Stored records
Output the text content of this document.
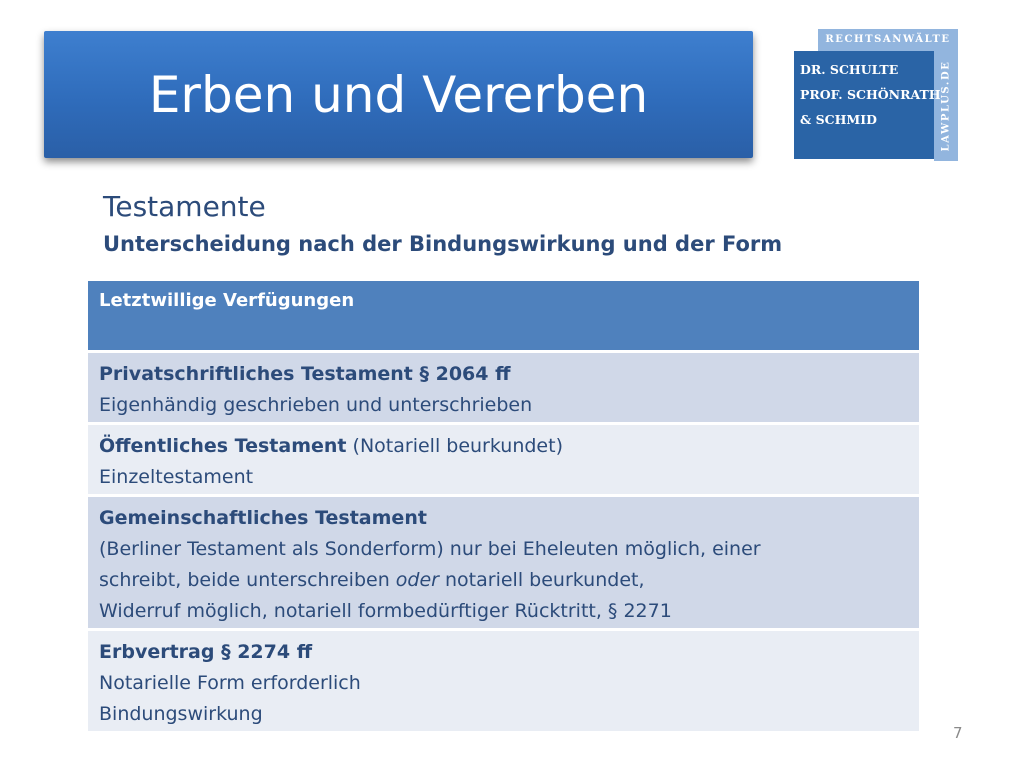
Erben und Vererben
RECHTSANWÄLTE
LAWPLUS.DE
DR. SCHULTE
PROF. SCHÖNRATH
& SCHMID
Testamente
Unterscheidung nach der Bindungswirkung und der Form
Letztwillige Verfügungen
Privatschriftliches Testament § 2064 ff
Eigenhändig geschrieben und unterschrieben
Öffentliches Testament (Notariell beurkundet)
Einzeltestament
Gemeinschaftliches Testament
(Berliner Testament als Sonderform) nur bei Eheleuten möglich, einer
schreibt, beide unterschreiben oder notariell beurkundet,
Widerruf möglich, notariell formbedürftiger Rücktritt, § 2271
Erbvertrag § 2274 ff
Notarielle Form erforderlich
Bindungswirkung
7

THE PROBLEM —
Each entry above is to be written out again unchanged, apart from the pictures, which are left out.

EXERCISE RESULT —
Output the text content of this document.
Erben und Vererben
RECHTSANWÄLTE
LAWPLUS.DE
DR. SCHULTE
PROF. SCHÖNRATH
& SCHMID
Testamente
Unterscheidung nach der Bindungswirkung und der Form
Letztwillige Verfügungen
Privatschriftliches Testament § 2064 ff
Eigenhändig geschrieben und unterschrieben
Öffentliches Testament (Notariell beurkundet)
Einzeltestament
Gemeinschaftliches Testament
(Berliner Testament als Sonderform) nur bei Eheleuten möglich, einer
schreibt, beide unterschreiben oder notariell beurkundet,
Widerruf möglich, notariell formbedürftiger Rücktritt, § 2271
Erbvertrag § 2274 ff
Notarielle Form erforderlich
Bindungswirkung
7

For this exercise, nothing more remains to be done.